Short problem = All of the data below must be repeated exactly.
····················
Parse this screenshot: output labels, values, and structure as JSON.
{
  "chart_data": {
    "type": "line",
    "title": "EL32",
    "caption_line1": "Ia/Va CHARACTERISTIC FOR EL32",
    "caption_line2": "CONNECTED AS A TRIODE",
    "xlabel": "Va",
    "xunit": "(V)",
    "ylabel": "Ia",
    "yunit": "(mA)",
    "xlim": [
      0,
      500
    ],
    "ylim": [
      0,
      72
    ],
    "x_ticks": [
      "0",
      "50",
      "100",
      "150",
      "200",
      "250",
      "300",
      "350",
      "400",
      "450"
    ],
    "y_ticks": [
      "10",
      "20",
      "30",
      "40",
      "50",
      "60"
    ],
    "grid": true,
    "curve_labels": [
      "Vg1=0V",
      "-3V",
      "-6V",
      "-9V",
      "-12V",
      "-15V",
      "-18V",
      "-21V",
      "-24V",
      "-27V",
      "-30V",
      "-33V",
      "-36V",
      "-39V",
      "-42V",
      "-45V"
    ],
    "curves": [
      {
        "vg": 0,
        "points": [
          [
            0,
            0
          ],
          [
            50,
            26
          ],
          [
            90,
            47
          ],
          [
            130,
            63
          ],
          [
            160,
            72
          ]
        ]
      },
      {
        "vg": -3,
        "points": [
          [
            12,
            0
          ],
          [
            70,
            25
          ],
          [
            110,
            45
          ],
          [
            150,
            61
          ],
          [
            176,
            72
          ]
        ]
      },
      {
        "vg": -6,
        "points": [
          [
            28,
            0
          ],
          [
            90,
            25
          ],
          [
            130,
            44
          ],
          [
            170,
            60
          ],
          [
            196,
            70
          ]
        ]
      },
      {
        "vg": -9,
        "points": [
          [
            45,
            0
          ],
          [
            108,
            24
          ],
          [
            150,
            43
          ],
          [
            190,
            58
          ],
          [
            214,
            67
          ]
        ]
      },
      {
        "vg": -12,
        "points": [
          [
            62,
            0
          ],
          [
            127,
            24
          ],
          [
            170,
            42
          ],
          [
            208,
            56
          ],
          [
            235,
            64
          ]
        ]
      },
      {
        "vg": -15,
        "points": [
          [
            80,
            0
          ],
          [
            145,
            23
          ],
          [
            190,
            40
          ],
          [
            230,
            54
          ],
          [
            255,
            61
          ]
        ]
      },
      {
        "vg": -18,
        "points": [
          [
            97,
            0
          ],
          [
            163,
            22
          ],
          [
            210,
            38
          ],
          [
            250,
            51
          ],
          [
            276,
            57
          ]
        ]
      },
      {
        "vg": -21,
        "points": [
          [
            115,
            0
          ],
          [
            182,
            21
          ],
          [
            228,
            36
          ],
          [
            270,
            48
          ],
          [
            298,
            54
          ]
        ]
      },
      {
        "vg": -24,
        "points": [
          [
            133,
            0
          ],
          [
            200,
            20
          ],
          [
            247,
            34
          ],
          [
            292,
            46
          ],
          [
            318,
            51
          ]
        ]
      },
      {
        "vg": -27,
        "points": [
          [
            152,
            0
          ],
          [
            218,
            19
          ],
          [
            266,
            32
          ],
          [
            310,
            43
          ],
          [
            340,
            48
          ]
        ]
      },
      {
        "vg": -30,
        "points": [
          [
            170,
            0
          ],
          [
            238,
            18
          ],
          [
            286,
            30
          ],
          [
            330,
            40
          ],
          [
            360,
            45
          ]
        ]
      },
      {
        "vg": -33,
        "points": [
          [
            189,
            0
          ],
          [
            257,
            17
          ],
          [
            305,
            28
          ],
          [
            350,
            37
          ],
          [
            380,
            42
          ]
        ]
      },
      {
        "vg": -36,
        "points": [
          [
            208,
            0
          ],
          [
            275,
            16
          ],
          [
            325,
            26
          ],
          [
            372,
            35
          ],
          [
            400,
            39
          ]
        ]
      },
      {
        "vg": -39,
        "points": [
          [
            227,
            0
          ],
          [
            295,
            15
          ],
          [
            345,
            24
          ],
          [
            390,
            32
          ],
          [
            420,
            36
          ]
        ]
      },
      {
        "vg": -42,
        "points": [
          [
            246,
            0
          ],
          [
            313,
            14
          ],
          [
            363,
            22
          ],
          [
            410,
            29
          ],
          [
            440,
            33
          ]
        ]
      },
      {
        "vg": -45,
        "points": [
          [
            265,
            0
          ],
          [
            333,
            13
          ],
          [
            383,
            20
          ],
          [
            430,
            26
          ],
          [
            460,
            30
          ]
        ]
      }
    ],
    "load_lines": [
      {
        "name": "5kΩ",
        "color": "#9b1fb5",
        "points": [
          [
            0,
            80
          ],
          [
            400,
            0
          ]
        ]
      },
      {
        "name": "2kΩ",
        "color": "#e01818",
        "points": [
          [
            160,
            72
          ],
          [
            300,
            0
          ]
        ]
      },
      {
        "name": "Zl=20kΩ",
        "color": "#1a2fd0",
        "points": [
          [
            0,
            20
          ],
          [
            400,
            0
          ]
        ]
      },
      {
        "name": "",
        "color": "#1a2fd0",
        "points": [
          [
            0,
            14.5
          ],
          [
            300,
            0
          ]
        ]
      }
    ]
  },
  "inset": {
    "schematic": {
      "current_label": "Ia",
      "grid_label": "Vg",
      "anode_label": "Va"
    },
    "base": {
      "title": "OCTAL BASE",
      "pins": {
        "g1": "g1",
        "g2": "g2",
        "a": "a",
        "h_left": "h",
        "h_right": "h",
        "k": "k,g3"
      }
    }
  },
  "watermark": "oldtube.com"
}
····················
Task answer =
Parse this screenshot: output labels, values, and structure as JSON.
{
  "chart_data": {
    "type": "line",
    "title": "EL32",
    "caption_line1": "Ia/Va CHARACTERISTIC FOR EL32",
    "caption_line2": "CONNECTED AS A TRIODE",
    "xlabel": "Va",
    "xunit": "(V)",
    "ylabel": "Ia",
    "yunit": "(mA)",
    "xlim": [
      0,
      500
    ],
    "ylim": [
      0,
      72
    ],
    "x_ticks": [
      "0",
      "50",
      "100",
      "150",
      "200",
      "250",
      "300",
      "350",
      "400",
      "450"
    ],
    "y_ticks": [
      "10",
      "20",
      "30",
      "40",
      "50",
      "60"
    ],
    "grid": true,
    "curve_labels": [
      "Vg1=0V",
      "-3V",
      "-6V",
      "-9V",
      "-12V",
      "-15V",
      "-18V",
      "-21V",
      "-24V",
      "-27V",
      "-30V",
      "-33V",
      "-36V",
      "-39V",
      "-42V",
      "-45V"
    ],
    "curves": [
      {
        "vg": 0,
        "points": [
          [
            0,
            0
          ],
          [
            50,
            26
          ],
          [
            90,
            47
          ],
          [
            130,
            63
          ],
          [
            160,
            72
          ]
        ]
      },
      {
        "vg": -3,
        "points": [
          [
            12,
            0
          ],
          [
            70,
            25
          ],
          [
            110,
            45
          ],
          [
            150,
            61
          ],
          [
            176,
            72
          ]
        ]
      },
      {
        "vg": -6,
        "points": [
          [
            28,
            0
          ],
          [
            90,
            25
          ],
          [
            130,
            44
          ],
          [
            170,
            60
          ],
          [
            196,
            70
          ]
        ]
      },
      {
        "vg": -9,
        "points": [
          [
            45,
            0
          ],
          [
            108,
            24
          ],
          [
            150,
            43
          ],
          [
            190,
            58
          ],
          [
            214,
            67
          ]
        ]
      },
      {
        "vg": -12,
        "points": [
          [
            62,
            0
          ],
          [
            127,
            24
          ],
          [
            170,
            42
          ],
          [
            208,
            56
          ],
          [
            235,
            64
          ]
        ]
      },
      {
        "vg": -15,
        "points": [
          [
            80,
            0
          ],
          [
            145,
            23
          ],
          [
            190,
            40
          ],
          [
            230,
            54
          ],
          [
            255,
            61
          ]
        ]
      },
      {
        "vg": -18,
        "points": [
          [
            97,
            0
          ],
          [
            163,
            22
          ],
          [
            210,
            38
          ],
          [
            250,
            51
          ],
          [
            276,
            57
          ]
        ]
      },
      {
        "vg": -21,
        "points": [
          [
            115,
            0
          ],
          [
            182,
            21
          ],
          [
            228,
            36
          ],
          [
            270,
            48
          ],
          [
            298,
            54
          ]
        ]
      },
      {
        "vg": -24,
        "points": [
          [
            133,
            0
          ],
          [
            200,
            20
          ],
          [
            247,
            34
          ],
          [
            292,
            46
          ],
          [
            318,
            51
          ]
        ]
      },
      {
        "vg": -27,
        "points": [
          [
            152,
            0
          ],
          [
            218,
            19
          ],
          [
            266,
            32
          ],
          [
            310,
            43
          ],
          [
            340,
            48
          ]
        ]
      },
      {
        "vg": -30,
        "points": [
          [
            170,
            0
          ],
          [
            238,
            18
          ],
          [
            286,
            30
          ],
          [
            330,
            40
          ],
          [
            360,
            45
          ]
        ]
      },
      {
        "vg": -33,
        "points": [
          [
            189,
            0
          ],
          [
            257,
            17
          ],
          [
            305,
            28
          ],
          [
            350,
            37
          ],
          [
            380,
            42
          ]
        ]
      },
      {
        "vg": -36,
        "points": [
          [
            208,
            0
          ],
          [
            275,
            16
          ],
          [
            325,
            26
          ],
          [
            372,
            35
          ],
          [
            400,
            39
          ]
        ]
      },
      {
        "vg": -39,
        "points": [
          [
            227,
            0
          ],
          [
            295,
            15
          ],
          [
            345,
            24
          ],
          [
            390,
            32
          ],
          [
            420,
            36
          ]
        ]
      },
      {
        "vg": -42,
        "points": [
          [
            246,
            0
          ],
          [
            313,
            14
          ],
          [
            363,
            22
          ],
          [
            410,
            29
          ],
          [
            440,
            33
          ]
        ]
      },
      {
        "vg": -45,
        "points": [
          [
            265,
            0
          ],
          [
            333,
            13
          ],
          [
            383,
            20
          ],
          [
            430,
            26
          ],
          [
            460,
            30
          ]
        ]
      }
    ],
    "load_lines": [
      {
        "name": "5kΩ",
        "color": "#9b1fb5",
        "points": [
          [
            0,
            80
          ],
          [
            400,
            0
          ]
        ]
      },
      {
        "name": "2kΩ",
        "color": "#e01818",
        "points": [
          [
            160,
            72
          ],
          [
            300,
            0
          ]
        ]
      },
      {
        "name": "Zl=20kΩ",
        "color": "#1a2fd0",
        "points": [
          [
            0,
            20
          ],
          [
            400,
            0
          ]
        ]
      },
      {
        "name": "",
        "color": "#1a2fd0",
        "points": [
          [
            0,
            14.5
          ],
          [
            300,
            0
          ]
        ]
      }
    ]
  },
  "inset": {
    "schematic": {
      "current_label": "Ia",
      "grid_label": "Vg",
      "anode_label": "Va"
    },
    "base": {
      "title": "OCTAL BASE",
      "pins": {
        "g1": "g1",
        "g2": "g2",
        "a": "a",
        "h_left": "h",
        "h_right": "h",
        "k": "k,g3"
      }
    }
  },
  "watermark": "oldtube.com"
}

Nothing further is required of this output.